[Raw records]

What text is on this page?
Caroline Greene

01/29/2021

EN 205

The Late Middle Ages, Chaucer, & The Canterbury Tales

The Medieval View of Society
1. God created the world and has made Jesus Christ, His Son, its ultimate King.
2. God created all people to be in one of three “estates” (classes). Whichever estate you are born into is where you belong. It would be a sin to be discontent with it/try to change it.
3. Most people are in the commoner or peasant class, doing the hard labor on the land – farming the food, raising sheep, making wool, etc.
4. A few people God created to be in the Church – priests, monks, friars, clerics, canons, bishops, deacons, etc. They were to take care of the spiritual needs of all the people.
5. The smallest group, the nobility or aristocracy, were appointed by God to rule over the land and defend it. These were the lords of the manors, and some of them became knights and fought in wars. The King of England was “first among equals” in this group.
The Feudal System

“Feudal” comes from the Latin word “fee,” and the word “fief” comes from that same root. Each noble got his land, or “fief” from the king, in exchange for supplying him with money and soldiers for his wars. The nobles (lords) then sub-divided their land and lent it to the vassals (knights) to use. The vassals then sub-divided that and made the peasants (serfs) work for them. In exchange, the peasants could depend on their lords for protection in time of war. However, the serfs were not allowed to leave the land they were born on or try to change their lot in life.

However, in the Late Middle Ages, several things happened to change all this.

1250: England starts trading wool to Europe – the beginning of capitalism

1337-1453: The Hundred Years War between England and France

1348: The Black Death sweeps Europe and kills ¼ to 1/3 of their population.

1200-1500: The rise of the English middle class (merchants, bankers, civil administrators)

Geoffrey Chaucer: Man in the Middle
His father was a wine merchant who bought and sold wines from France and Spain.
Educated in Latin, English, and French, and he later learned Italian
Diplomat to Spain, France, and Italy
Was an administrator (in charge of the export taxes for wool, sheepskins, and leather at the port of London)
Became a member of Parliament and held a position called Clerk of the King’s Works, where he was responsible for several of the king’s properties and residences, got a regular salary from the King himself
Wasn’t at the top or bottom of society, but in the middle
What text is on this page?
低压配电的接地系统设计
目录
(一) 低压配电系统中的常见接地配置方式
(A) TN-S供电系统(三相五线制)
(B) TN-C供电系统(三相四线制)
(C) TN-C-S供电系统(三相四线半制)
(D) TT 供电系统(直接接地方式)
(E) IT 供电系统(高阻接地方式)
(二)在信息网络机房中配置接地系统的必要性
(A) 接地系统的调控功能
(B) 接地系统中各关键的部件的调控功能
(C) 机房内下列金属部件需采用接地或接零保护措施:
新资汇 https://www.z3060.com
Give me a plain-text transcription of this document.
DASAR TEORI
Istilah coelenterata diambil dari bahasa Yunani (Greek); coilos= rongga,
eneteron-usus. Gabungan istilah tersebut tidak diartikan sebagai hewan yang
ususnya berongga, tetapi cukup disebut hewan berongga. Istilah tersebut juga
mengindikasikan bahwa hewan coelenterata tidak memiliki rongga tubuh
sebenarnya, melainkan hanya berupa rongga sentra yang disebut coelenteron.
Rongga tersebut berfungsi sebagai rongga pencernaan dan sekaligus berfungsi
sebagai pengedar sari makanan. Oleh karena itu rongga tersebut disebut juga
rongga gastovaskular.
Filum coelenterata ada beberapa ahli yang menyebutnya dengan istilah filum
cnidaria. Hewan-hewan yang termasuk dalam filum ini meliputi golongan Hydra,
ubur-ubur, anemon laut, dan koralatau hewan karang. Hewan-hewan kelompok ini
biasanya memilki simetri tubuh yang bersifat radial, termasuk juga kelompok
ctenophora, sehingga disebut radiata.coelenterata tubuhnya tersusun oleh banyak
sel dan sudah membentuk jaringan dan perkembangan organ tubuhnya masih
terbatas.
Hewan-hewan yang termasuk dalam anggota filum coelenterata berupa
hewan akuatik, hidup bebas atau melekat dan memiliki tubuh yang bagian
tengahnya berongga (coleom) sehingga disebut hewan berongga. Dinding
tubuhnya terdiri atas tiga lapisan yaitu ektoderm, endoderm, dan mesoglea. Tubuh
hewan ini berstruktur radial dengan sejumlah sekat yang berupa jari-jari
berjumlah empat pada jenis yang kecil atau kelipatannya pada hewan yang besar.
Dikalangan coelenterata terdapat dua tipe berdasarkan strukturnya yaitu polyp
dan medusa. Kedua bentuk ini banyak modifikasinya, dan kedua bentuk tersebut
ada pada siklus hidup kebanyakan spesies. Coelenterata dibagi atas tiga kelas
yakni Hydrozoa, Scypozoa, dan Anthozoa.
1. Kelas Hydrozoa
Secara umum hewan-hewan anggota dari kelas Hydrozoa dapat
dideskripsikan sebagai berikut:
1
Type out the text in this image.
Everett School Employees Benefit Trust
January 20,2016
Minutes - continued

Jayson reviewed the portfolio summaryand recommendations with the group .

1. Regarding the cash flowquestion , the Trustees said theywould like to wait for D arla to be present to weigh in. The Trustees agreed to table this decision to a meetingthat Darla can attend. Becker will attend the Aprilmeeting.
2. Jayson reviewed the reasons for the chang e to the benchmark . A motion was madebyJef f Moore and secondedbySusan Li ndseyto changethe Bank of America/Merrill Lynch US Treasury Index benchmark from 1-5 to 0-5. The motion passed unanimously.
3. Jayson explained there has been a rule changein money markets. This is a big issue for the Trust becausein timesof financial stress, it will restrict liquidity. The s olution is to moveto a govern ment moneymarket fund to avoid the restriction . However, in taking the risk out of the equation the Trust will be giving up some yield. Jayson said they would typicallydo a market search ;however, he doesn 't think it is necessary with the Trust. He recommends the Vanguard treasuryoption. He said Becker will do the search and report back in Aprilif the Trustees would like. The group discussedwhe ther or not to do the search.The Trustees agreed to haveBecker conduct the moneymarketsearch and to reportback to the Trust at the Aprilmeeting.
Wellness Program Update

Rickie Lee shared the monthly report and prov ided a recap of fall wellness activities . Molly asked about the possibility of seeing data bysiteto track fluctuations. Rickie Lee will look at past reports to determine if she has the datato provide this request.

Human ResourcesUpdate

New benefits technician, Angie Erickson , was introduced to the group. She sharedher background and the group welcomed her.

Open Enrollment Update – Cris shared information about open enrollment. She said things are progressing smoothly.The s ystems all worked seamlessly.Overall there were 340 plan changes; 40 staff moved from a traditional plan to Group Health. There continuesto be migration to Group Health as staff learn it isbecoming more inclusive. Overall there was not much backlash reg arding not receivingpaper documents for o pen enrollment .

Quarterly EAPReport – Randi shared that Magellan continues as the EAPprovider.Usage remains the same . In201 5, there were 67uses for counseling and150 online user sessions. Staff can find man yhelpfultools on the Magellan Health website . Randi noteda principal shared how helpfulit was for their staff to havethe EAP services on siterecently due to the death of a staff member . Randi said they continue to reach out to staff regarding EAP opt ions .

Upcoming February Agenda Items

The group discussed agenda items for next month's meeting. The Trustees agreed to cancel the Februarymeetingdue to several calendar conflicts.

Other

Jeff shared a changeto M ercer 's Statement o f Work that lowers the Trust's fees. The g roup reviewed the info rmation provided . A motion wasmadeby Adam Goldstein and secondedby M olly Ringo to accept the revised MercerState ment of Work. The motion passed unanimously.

→ **Work required**
The records above must be repeated exactly, every one of them.

→ **Output for this task**
What text is on this page?
Caroline Greene

01/29/2021

EN 205

The Late Middle Ages, Chaucer, & The Canterbury Tales

The Medieval View of Society
1. God created the world and has made Jesus Christ, His Son, its ultimate King.
2. God created all people to be in one of three “estates” (classes). Whichever estate you are born into is where you belong. It would be a sin to be discontent with it/try to change it.
3. Most people are in the commoner or peasant class, doing the hard labor on the land – farming the food, raising sheep, making wool, etc.
4. A few people God created to be in the Church – priests, monks, friars, clerics, canons, bishops, deacons, etc. They were to take care of the spiritual needs of all the people.
5. The smallest group, the nobility or aristocracy, were appointed by God to rule over the land and defend it. These were the lords of the manors, and some of them became knights and fought in wars. The King of England was “first among equals” in this group.
The Feudal System

“Feudal” comes from the Latin word “fee,” and the word “fief” comes from that same root. Each noble got his land, or “fief” from the king, in exchange for supplying him with money and soldiers for his wars. The nobles (lords) then sub-divided their land and lent it to the vassals (knights) to use. The vassals then sub-divided that and made the peasants (serfs) work for them. In exchange, the peasants could depend on their lords for protection in time of war. However, the serfs were not allowed to leave the land they were born on or try to change their lot in life.

However, in the Late Middle Ages, several things happened to change all this.

1250: England starts trading wool to Europe – the beginning of capitalism

1337-1453: The Hundred Years War between England and France

1348: The Black Death sweeps Europe and kills ¼ to 1/3 of their population.

1200-1500: The rise of the English middle class (merchants, bankers, civil administrators)

Geoffrey Chaucer: Man in the Middle
His father was a wine merchant who bought and sold wines from France and Spain.
Educated in Latin, English, and French, and he later learned Italian
Diplomat to Spain, France, and Italy
Was an administrator (in charge of the export taxes for wool, sheepskins, and leather at the port of London)
Became a member of Parliament and held a position called Clerk of the King’s Works, where he was responsible for several of the king’s properties and residences, got a regular salary from the King himself
Wasn’t at the top or bottom of society, but in the middle
What text is on this page?
低压配电的接地系统设计
目录
(一) 低压配电系统中的常见接地配置方式
(A) TN-S供电系统(三相五线制)
(B) TN-C供电系统(三相四线制)
(C) TN-C-S供电系统(三相四线半制)
(D) TT 供电系统(直接接地方式)
(E) IT 供电系统(高阻接地方式)
(二)在信息网络机房中配置接地系统的必要性
(A) 接地系统的调控功能
(B) 接地系统中各关键的部件的调控功能
(C) 机房内下列金属部件需采用接地或接零保护措施:
新资汇 https://www.z3060.com
Give me a plain-text transcription of this document.
DASAR TEORI
Istilah coelenterata diambil dari bahasa Yunani (Greek); coilos= rongga,
eneteron-usus. Gabungan istilah tersebut tidak diartikan sebagai hewan yang
ususnya berongga, tetapi cukup disebut hewan berongga. Istilah tersebut juga
mengindikasikan bahwa hewan coelenterata tidak memiliki rongga tubuh
sebenarnya, melainkan hanya berupa rongga sentra yang disebut coelenteron.
Rongga tersebut berfungsi sebagai rongga pencernaan dan sekaligus berfungsi
sebagai pengedar sari makanan. Oleh karena itu rongga tersebut disebut juga
rongga gastovaskular.
Filum coelenterata ada beberapa ahli yang menyebutnya dengan istilah filum
cnidaria. Hewan-hewan yang termasuk dalam filum ini meliputi golongan Hydra,
ubur-ubur, anemon laut, dan koralatau hewan karang. Hewan-hewan kelompok ini
biasanya memilki simetri tubuh yang bersifat radial, termasuk juga kelompok
ctenophora, sehingga disebut radiata.coelenterata tubuhnya tersusun oleh banyak
sel dan sudah membentuk jaringan dan perkembangan organ tubuhnya masih
terbatas.
Hewan-hewan yang termasuk dalam anggota filum coelenterata berupa
hewan akuatik, hidup bebas atau melekat dan memiliki tubuh yang bagian
tengahnya berongga (coleom) sehingga disebut hewan berongga. Dinding
tubuhnya terdiri atas tiga lapisan yaitu ektoderm, endoderm, dan mesoglea. Tubuh
hewan ini berstruktur radial dengan sejumlah sekat yang berupa jari-jari
berjumlah empat pada jenis yang kecil atau kelipatannya pada hewan yang besar.
Dikalangan coelenterata terdapat dua tipe berdasarkan strukturnya yaitu polyp
dan medusa. Kedua bentuk ini banyak modifikasinya, dan kedua bentuk tersebut
ada pada siklus hidup kebanyakan spesies. Coelenterata dibagi atas tiga kelas
yakni Hydrozoa, Scypozoa, dan Anthozoa.
1. Kelas Hydrozoa
Secara umum hewan-hewan anggota dari kelas Hydrozoa dapat
dideskripsikan sebagai berikut:
1
Type out the text in this image.
Everett School Employees Benefit Trust
January 20,2016
Minutes - continued

Jayson reviewed the portfolio summaryand recommendations with the group .

1. Regarding the cash flowquestion , the Trustees said theywould like to wait for D arla to be present to weigh in. The Trustees agreed to table this decision to a meetingthat Darla can attend. Becker will attend the Aprilmeeting.
2. Jayson reviewed the reasons for the chang e to the benchmark . A motion was madebyJef f Moore and secondedbySusan Li ndseyto changethe Bank of America/Merrill Lynch US Treasury Index benchmark from 1-5 to 0-5. The motion passed unanimously.
3. Jayson explained there has been a rule changein money markets. This is a big issue for the Trust becausein timesof financial stress, it will restrict liquidity. The s olution is to moveto a govern ment moneymarket fund to avoid the restriction . However, in taking the risk out of the equation the Trust will be giving up some yield. Jayson said they would typicallydo a market search ;however, he doesn 't think it is necessary with the Trust. He recommends the Vanguard treasuryoption. He said Becker will do the search and report back in Aprilif the Trustees would like. The group discussedwhe ther or not to do the search.The Trustees agreed to haveBecker conduct the moneymarketsearch and to reportback to the Trust at the Aprilmeeting.
Wellness Program Update

Rickie Lee shared the monthly report and prov ided a recap of fall wellness activities . Molly asked about the possibility of seeing data bysiteto track fluctuations. Rickie Lee will look at past reports to determine if she has the datato provide this request.

Human ResourcesUpdate

New benefits technician, Angie Erickson , was introduced to the group. She sharedher background and the group welcomed her.

Open Enrollment Update – Cris shared information about open enrollment. She said things are progressing smoothly.The s ystems all worked seamlessly.Overall there were 340 plan changes; 40 staff moved from a traditional plan to Group Health. There continuesto be migration to Group Health as staff learn it isbecoming more inclusive. Overall there was not much backlash reg arding not receivingpaper documents for o pen enrollment .

Quarterly EAPReport – Randi shared that Magellan continues as the EAPprovider.Usage remains the same . In201 5, there were 67uses for counseling and150 online user sessions. Staff can find man yhelpfultools on the Magellan Health website . Randi noteda principal shared how helpfulit was for their staff to havethe EAP services on siterecently due to the death of a staff member . Randi said they continue to reach out to staff regarding EAP opt ions .

Upcoming February Agenda Items

The group discussed agenda items for next month's meeting. The Trustees agreed to cancel the Februarymeetingdue to several calendar conflicts.

Other

Jeff shared a changeto M ercer 's Statement o f Work that lowers the Trust's fees. The g roup reviewed the info rmation provided . A motion wasmadeby Adam Goldstein and secondedby M olly Ringo to accept the revised MercerState ment of Work. The motion passed unanimously.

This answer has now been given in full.